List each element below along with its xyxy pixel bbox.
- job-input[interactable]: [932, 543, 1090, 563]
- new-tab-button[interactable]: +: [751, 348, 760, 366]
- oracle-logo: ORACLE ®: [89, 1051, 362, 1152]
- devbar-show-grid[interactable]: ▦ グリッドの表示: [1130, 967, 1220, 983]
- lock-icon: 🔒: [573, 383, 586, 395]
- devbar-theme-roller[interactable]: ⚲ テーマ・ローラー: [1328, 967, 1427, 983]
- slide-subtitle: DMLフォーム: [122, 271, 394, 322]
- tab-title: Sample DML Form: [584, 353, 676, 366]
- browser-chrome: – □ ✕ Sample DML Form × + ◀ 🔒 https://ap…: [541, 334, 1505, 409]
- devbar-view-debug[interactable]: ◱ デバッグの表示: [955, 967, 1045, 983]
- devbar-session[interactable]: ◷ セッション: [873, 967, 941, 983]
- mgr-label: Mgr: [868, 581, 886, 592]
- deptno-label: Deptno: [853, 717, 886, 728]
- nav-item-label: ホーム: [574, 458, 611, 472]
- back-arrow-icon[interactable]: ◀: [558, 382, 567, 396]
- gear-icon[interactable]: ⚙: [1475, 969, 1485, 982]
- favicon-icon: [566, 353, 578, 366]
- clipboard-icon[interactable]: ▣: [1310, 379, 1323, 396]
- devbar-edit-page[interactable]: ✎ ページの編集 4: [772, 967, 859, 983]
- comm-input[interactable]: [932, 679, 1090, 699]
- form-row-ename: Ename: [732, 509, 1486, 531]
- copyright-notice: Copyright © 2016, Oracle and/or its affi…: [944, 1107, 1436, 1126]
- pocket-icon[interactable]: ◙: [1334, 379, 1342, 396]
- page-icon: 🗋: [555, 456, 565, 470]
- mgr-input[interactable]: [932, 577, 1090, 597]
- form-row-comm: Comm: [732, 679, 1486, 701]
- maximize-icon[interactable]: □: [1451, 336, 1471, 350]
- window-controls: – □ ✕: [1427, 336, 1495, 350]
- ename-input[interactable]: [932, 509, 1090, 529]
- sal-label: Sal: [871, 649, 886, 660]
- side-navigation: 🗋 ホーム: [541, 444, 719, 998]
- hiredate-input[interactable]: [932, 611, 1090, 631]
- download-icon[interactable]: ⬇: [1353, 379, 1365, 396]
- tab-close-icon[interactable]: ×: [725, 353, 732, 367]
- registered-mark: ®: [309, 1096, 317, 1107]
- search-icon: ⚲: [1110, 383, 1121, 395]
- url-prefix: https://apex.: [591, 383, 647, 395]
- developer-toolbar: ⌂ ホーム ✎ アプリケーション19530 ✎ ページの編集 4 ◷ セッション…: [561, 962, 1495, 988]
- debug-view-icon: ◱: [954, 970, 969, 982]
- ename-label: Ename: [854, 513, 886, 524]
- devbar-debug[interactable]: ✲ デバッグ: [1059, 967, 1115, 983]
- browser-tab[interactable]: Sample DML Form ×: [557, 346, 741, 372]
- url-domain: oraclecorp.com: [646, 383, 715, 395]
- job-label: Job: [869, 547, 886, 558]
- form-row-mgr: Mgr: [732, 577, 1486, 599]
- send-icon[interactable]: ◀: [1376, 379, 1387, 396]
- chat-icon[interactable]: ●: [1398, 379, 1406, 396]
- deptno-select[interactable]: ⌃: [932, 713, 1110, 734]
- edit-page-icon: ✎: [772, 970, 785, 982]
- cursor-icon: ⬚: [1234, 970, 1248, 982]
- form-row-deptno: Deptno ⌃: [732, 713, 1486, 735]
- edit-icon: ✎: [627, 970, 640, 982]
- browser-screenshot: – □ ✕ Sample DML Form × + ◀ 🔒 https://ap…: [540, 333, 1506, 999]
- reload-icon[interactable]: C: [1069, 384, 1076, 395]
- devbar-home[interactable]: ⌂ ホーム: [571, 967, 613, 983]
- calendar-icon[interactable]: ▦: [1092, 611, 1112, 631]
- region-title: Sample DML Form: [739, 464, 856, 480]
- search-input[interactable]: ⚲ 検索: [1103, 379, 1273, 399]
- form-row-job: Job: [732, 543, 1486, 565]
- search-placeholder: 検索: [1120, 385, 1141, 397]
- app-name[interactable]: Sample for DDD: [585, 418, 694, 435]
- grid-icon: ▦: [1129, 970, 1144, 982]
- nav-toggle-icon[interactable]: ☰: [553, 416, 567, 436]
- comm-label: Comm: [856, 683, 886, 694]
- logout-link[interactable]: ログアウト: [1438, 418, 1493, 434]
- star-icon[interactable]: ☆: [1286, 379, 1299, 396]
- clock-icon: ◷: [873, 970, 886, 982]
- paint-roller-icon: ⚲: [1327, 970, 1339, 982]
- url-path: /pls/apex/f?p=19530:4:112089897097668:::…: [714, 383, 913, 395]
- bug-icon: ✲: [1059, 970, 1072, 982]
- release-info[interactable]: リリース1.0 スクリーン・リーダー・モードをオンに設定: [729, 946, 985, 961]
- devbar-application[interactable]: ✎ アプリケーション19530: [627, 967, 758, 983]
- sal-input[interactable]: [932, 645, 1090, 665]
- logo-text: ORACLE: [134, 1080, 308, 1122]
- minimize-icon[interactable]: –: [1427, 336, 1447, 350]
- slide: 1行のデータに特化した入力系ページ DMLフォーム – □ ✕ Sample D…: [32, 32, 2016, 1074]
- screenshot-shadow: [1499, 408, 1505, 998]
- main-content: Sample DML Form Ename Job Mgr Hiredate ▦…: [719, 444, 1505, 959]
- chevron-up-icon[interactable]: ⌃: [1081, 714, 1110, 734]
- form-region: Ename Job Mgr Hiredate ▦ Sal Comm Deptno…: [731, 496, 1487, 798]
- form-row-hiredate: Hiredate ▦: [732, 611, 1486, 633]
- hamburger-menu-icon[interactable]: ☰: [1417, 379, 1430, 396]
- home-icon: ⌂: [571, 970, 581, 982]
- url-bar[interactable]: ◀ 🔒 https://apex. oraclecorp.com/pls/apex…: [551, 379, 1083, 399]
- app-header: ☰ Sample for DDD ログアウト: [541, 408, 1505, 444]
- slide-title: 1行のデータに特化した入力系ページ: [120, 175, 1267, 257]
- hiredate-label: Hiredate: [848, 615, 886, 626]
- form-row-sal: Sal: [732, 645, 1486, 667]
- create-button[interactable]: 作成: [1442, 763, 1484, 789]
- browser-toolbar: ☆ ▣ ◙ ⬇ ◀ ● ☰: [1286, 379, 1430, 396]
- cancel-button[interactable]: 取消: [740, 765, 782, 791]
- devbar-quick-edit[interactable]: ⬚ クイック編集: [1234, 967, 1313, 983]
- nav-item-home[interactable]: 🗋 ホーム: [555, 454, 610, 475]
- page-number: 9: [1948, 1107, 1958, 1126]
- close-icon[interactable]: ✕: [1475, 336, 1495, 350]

Work required: Reproduce the listing with "Employee Entry Form" substituted for every occurrence of "Sample DML Form", leaving all other text unchanged.

Result of this exercise:
List each element below along with its xyxy pixel bbox.
- job-input[interactable]: [932, 543, 1090, 563]
- new-tab-button[interactable]: +: [751, 348, 760, 366]
- oracle-logo: ORACLE ®: [89, 1051, 362, 1152]
- devbar-show-grid[interactable]: ▦ グリッドの表示: [1130, 967, 1220, 983]
- lock-icon: 🔒: [573, 383, 586, 395]
- devbar-theme-roller[interactable]: ⚲ テーマ・ローラー: [1328, 967, 1427, 983]
- slide-subtitle: DMLフォーム: [122, 271, 394, 322]
- tab-title: Employee Entry Form: [584, 353, 676, 366]
- browser-chrome: – □ ✕ Employee Entry Form × + ◀ 🔒 https://ap…: [541, 334, 1505, 409]
- devbar-view-debug[interactable]: ◱ デバッグの表示: [955, 967, 1045, 983]
- devbar-session[interactable]: ◷ セッション: [873, 967, 941, 983]
- mgr-label: Mgr: [868, 581, 886, 592]
- deptno-label: Deptno: [853, 717, 886, 728]
- nav-item-label: ホーム: [574, 458, 611, 472]
- back-arrow-icon[interactable]: ◀: [558, 382, 567, 396]
- gear-icon[interactable]: ⚙: [1475, 969, 1485, 982]
- favicon-icon: [566, 353, 578, 366]
- clipboard-icon[interactable]: ▣: [1310, 379, 1323, 396]
- devbar-edit-page[interactable]: ✎ ページの編集 4: [772, 967, 859, 983]
- comm-input[interactable]: [932, 679, 1090, 699]
- form-row-ename: Ename: [732, 509, 1486, 531]
- copyright-notice: Copyright © 2016, Oracle and/or its affi…: [944, 1107, 1436, 1126]
- pocket-icon[interactable]: ◙: [1334, 379, 1342, 396]
- page-icon: 🗋: [555, 456, 565, 470]
- mgr-input[interactable]: [932, 577, 1090, 597]
- form-row-comm: Comm: [732, 679, 1486, 701]
- maximize-icon[interactable]: □: [1451, 336, 1471, 350]
- window-controls: – □ ✕: [1427, 336, 1495, 350]
- ename-input[interactable]: [932, 509, 1090, 529]
- sal-label: Sal: [871, 649, 886, 660]
- side-navigation: 🗋 ホーム: [541, 444, 719, 998]
- hiredate-input[interactable]: [932, 611, 1090, 631]
- download-icon[interactable]: ⬇: [1353, 379, 1365, 396]
- tab-close-icon[interactable]: ×: [725, 353, 732, 367]
- registered-mark: ®: [309, 1096, 317, 1107]
- search-icon: ⚲: [1110, 383, 1121, 395]
- url-prefix: https://apex.: [591, 383, 647, 395]
- developer-toolbar: ⌂ ホーム ✎ アプリケーション19530 ✎ ページの編集 4 ◷ セッション…: [561, 962, 1495, 988]
- debug-view-icon: ◱: [954, 970, 969, 982]
- ename-label: Ename: [854, 513, 886, 524]
- devbar-debug[interactable]: ✲ デバッグ: [1059, 967, 1115, 983]
- browser-tab[interactable]: Employee Entry Form ×: [557, 346, 741, 372]
- url-domain: oraclecorp.com: [646, 383, 715, 395]
- job-label: Job: [869, 547, 886, 558]
- form-row-mgr: Mgr: [732, 577, 1486, 599]
- send-icon[interactable]: ◀: [1376, 379, 1387, 396]
- chat-icon[interactable]: ●: [1398, 379, 1406, 396]
- deptno-select[interactable]: ⌃: [932, 713, 1110, 734]
- edit-page-icon: ✎: [772, 970, 785, 982]
- cursor-icon: ⬚: [1234, 970, 1248, 982]
- form-row-deptno: Deptno ⌃: [732, 713, 1486, 735]
- edit-icon: ✎: [627, 970, 640, 982]
- browser-screenshot: – □ ✕ Employee Entry Form × + ◀ 🔒 https://ap…: [540, 333, 1506, 999]
- reload-icon[interactable]: C: [1069, 384, 1076, 395]
- devbar-home[interactable]: ⌂ ホーム: [571, 967, 613, 983]
- calendar-icon[interactable]: ▦: [1092, 611, 1112, 631]
- region-title: Employee Entry Form: [739, 464, 856, 480]
- search-input[interactable]: ⚲ 検索: [1103, 379, 1273, 399]
- form-row-job: Job: [732, 543, 1486, 565]
- search-placeholder: 検索: [1120, 385, 1141, 397]
- app-name[interactable]: Sample for DDD: [585, 418, 694, 435]
- grid-icon: ▦: [1129, 970, 1144, 982]
- nav-toggle-icon[interactable]: ☰: [553, 416, 567, 436]
- comm-label: Comm: [856, 683, 886, 694]
- logout-link[interactable]: ログアウト: [1438, 418, 1493, 434]
- star-icon[interactable]: ☆: [1286, 379, 1299, 396]
- clock-icon: ◷: [873, 970, 886, 982]
- paint-roller-icon: ⚲: [1327, 970, 1339, 982]
- url-path: /pls/apex/f?p=19530:4:112089897097668:::…: [714, 383, 913, 395]
- bug-icon: ✲: [1059, 970, 1072, 982]
- release-info[interactable]: リリース1.0 スクリーン・リーダー・モードをオンに設定: [729, 946, 985, 961]
- devbar-application[interactable]: ✎ アプリケーション19530: [627, 967, 758, 983]
- sal-input[interactable]: [932, 645, 1090, 665]
- logo-text: ORACLE: [134, 1080, 308, 1122]
- minimize-icon[interactable]: –: [1427, 336, 1447, 350]
- slide: 1行のデータに特化した入力系ページ DMLフォーム – □ ✕ Sample D…: [32, 32, 2016, 1074]
- screenshot-shadow: [1499, 408, 1505, 998]
- main-content: Employee Entry Form Ename Job Mgr Hiredate ▦…: [719, 444, 1505, 959]
- chevron-up-icon[interactable]: ⌃: [1081, 714, 1110, 734]
- form-region: Ename Job Mgr Hiredate ▦ Sal Comm Deptno…: [731, 496, 1487, 798]
- form-row-hiredate: Hiredate ▦: [732, 611, 1486, 633]
- hamburger-menu-icon[interactable]: ☰: [1417, 379, 1430, 396]
- home-icon: ⌂: [571, 970, 581, 982]
- url-bar[interactable]: ◀ 🔒 https://apex. oraclecorp.com/pls/apex…: [551, 379, 1083, 399]
- app-header: ☰ Sample for DDD ログアウト: [541, 408, 1505, 444]
- slide-title: 1行のデータに特化した入力系ページ: [120, 175, 1267, 257]
- hiredate-label: Hiredate: [848, 615, 886, 626]
- form-row-sal: Sal: [732, 645, 1486, 667]
- create-button[interactable]: 作成: [1442, 763, 1484, 789]
- browser-toolbar: ☆ ▣ ◙ ⬇ ◀ ● ☰: [1286, 379, 1430, 396]
- cancel-button[interactable]: 取消: [740, 765, 782, 791]
- devbar-quick-edit[interactable]: ⬚ クイック編集: [1234, 967, 1313, 983]
- nav-item-home[interactable]: 🗋 ホーム: [555, 454, 610, 475]
- page-number: 9: [1948, 1107, 1958, 1126]
- close-icon[interactable]: ✕: [1475, 336, 1495, 350]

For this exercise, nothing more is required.